### GIVEN EXERCISE
Set out the rows from the one containing "List UI elements" through the one containing "- subuser-login-link[interactable]: subuser" as a Markdown table with the columns No. and Line, skipping any blank lines.

### INPUT FOR THIS TASK
(begin)

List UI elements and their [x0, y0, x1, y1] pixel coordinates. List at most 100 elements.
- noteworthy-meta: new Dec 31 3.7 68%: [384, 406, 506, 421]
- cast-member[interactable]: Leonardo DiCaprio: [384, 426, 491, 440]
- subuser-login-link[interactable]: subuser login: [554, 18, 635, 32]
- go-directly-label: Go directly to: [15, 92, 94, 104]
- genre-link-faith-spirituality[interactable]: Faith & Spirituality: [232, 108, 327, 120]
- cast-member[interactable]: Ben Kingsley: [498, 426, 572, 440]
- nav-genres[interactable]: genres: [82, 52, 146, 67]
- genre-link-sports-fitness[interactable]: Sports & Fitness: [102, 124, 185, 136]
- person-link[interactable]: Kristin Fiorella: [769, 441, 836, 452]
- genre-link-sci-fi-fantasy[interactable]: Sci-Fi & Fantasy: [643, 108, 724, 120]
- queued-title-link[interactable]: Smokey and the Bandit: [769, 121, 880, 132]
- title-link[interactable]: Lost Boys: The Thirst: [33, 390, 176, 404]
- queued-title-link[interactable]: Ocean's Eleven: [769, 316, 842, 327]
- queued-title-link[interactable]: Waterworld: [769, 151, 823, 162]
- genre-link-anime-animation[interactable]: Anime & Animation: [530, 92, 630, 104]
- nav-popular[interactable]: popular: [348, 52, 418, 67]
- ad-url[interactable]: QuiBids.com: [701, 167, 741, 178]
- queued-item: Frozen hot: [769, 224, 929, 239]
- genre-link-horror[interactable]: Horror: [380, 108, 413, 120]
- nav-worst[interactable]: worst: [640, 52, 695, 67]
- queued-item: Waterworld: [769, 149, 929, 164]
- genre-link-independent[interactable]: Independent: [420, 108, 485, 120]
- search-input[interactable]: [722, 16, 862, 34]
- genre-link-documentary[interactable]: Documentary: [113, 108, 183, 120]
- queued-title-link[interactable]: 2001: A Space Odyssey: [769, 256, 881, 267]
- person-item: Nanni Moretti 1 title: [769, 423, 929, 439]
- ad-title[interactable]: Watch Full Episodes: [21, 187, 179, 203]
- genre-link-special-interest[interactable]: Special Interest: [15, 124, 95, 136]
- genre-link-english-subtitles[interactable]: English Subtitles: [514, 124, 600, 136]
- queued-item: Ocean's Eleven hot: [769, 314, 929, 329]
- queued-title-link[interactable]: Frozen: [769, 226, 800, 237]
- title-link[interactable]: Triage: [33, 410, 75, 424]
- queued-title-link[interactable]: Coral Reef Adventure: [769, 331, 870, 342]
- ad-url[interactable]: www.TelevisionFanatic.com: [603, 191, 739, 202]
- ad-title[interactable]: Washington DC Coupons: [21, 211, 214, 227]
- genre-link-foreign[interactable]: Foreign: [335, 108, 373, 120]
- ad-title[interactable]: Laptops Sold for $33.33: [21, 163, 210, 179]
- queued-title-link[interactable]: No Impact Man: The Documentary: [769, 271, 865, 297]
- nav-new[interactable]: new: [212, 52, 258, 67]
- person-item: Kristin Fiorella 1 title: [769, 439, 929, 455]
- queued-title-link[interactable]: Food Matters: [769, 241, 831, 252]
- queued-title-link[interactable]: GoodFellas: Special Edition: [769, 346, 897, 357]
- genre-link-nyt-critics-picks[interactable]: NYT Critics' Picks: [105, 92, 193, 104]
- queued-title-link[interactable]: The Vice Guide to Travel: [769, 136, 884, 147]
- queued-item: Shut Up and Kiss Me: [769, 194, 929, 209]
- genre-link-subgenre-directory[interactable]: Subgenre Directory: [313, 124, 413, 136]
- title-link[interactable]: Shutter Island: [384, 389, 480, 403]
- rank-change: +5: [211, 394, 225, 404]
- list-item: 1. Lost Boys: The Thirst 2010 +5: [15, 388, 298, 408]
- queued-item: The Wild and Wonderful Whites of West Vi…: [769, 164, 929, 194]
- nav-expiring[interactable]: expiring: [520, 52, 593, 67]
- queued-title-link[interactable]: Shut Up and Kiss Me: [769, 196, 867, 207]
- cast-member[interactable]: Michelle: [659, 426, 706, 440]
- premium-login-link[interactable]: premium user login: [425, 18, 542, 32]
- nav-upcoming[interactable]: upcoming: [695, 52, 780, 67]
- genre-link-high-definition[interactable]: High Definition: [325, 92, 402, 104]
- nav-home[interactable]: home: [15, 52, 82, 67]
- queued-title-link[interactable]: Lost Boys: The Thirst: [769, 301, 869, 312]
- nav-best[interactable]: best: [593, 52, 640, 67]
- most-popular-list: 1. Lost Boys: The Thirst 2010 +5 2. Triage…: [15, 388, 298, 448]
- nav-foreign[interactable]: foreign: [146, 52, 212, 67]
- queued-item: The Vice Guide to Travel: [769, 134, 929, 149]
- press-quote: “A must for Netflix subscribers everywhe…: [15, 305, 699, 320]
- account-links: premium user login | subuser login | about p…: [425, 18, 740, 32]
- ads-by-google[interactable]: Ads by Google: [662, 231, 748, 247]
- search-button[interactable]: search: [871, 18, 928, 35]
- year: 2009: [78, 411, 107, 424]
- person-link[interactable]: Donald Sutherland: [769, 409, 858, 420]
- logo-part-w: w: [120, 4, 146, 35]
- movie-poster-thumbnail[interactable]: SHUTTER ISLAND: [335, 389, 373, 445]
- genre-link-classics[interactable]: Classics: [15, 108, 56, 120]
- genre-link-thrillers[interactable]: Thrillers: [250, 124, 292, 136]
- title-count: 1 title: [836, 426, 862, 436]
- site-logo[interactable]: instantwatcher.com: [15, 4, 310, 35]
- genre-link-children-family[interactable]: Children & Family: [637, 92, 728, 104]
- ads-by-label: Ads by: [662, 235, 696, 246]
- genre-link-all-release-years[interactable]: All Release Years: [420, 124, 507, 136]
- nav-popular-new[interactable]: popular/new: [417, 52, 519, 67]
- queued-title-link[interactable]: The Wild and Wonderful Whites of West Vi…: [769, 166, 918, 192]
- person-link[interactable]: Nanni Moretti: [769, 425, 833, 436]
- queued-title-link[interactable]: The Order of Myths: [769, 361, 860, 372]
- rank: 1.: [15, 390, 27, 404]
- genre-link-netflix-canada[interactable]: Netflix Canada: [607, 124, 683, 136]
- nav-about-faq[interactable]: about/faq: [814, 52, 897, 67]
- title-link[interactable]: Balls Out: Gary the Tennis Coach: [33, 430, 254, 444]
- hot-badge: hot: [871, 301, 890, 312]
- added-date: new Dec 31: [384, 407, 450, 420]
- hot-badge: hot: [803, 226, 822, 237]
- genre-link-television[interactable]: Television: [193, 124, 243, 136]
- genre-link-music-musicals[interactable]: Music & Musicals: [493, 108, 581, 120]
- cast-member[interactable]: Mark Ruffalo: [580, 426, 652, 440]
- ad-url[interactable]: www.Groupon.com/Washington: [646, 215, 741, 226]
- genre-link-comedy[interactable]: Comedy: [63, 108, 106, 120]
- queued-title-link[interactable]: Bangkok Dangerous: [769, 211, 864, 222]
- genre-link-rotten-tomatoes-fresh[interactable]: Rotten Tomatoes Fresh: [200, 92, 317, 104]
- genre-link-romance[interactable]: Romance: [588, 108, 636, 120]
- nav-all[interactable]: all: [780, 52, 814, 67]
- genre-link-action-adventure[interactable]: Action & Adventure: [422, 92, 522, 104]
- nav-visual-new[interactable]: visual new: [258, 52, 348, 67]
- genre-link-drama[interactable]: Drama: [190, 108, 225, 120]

(end)
(begin)

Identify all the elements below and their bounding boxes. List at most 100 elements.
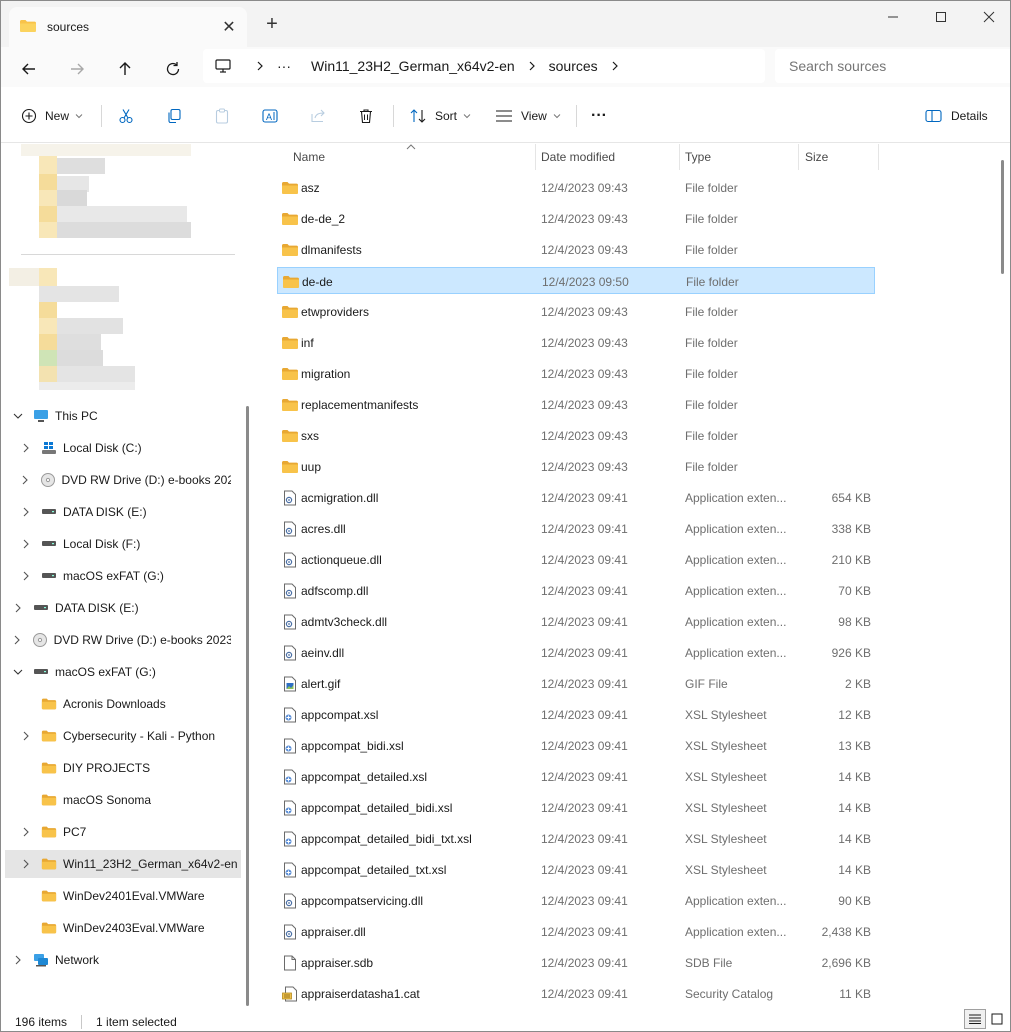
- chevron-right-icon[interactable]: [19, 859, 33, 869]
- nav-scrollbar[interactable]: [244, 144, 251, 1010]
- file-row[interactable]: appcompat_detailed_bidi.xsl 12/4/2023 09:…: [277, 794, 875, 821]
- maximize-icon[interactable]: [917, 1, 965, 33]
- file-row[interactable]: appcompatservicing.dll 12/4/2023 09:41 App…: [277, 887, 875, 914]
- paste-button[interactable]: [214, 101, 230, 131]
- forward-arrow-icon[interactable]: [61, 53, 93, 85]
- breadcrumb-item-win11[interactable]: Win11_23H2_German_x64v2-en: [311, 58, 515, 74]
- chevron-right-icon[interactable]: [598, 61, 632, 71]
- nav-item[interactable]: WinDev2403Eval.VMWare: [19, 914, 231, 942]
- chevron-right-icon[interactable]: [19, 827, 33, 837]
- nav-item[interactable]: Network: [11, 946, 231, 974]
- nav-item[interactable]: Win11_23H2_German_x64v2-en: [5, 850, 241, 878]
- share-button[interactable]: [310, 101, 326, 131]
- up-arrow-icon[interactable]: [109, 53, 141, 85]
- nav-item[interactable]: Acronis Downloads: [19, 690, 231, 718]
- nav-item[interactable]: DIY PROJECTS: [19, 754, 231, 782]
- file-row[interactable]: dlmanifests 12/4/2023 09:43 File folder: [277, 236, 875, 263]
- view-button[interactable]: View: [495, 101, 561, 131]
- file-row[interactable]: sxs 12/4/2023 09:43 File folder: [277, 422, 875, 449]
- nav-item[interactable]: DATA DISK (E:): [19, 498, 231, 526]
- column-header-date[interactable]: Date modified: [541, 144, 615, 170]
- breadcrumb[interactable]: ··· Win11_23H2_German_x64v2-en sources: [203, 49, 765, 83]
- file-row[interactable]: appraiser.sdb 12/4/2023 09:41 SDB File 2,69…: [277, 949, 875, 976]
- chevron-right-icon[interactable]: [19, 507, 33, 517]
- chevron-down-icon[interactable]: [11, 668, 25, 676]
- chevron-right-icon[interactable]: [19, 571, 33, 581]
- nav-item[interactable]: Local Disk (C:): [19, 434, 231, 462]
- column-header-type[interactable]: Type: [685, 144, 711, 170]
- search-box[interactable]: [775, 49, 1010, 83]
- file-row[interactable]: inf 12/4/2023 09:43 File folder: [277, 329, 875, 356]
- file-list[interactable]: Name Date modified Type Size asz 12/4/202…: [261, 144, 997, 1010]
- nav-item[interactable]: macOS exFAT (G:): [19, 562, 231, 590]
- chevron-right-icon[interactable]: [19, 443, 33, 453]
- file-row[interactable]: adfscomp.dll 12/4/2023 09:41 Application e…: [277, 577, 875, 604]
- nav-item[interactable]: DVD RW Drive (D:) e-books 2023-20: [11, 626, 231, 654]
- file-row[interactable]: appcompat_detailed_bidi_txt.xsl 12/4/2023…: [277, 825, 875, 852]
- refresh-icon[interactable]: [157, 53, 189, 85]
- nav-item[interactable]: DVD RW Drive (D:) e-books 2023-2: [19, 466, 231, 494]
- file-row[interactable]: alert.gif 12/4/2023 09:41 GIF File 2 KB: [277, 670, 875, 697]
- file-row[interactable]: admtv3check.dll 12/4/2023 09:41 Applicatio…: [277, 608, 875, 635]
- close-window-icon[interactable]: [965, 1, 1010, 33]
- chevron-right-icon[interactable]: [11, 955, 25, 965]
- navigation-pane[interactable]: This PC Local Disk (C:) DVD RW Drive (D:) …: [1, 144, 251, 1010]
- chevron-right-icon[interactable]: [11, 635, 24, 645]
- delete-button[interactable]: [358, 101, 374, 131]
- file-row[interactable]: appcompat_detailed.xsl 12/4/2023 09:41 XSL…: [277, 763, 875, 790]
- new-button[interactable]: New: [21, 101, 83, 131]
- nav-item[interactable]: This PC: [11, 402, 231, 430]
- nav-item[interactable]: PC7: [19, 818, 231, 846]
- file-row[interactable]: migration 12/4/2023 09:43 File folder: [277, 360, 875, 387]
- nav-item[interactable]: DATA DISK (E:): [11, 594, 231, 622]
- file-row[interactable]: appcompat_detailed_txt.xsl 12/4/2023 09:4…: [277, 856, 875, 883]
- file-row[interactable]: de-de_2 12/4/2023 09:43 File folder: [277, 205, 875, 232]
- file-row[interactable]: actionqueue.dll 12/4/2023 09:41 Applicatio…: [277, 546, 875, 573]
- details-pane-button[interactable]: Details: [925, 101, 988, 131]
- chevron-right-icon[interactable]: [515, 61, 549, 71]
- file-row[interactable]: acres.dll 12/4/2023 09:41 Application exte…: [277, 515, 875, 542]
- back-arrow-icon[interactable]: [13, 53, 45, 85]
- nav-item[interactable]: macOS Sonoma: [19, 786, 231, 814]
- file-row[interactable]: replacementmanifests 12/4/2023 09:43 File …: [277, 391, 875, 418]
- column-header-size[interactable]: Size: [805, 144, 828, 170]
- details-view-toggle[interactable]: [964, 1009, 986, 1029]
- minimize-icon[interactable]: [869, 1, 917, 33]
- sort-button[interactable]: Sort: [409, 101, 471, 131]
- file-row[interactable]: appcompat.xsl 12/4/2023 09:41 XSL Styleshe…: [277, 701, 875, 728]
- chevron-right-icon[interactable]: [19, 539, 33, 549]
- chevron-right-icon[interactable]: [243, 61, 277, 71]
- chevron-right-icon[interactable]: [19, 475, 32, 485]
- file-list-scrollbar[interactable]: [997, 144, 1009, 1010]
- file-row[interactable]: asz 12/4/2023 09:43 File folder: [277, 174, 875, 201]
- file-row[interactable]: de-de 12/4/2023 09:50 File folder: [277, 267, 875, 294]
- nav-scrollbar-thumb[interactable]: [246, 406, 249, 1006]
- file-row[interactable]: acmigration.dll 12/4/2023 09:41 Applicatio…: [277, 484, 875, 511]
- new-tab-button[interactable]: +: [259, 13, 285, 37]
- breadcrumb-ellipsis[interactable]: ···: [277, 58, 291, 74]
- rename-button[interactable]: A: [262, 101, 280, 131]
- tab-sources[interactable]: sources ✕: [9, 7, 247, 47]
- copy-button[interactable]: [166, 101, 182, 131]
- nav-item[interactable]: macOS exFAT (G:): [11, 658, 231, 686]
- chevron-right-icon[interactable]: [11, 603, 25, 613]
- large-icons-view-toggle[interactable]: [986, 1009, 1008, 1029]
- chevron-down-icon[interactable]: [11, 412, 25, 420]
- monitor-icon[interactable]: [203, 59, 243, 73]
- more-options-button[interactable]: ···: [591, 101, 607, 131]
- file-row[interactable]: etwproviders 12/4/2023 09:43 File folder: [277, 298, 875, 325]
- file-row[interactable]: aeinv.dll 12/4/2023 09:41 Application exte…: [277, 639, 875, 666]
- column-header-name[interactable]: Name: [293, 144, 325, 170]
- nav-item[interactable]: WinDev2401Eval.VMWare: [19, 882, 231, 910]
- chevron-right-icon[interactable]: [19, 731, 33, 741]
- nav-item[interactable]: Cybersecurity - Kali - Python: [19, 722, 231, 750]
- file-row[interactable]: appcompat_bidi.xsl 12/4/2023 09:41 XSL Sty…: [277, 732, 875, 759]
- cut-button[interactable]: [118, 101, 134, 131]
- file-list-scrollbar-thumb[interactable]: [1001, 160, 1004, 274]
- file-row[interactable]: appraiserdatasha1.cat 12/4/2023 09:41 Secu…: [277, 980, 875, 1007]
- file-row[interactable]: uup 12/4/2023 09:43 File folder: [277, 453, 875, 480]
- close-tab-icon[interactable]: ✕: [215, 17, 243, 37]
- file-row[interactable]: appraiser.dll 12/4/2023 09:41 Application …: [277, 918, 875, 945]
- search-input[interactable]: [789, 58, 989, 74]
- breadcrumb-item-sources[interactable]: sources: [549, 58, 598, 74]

(end)

### IN RESPONSE
| No. | Line |
|---|---|
| 1 | List UI elements and their [x0, y0, x1, y1] pixel coordinates. List at most 100 elements. |
| 2 | - noteworthy-meta: new Dec 31 3.7 68%: [384, 406, 506, 421] |
| 3 | - cast-member[interactable]: Leonardo DiCaprio: [384, 426, 491, 440] |
| 4 | - subuser-login-link[interactable]: subuser login: [554, 18, 635, 32] |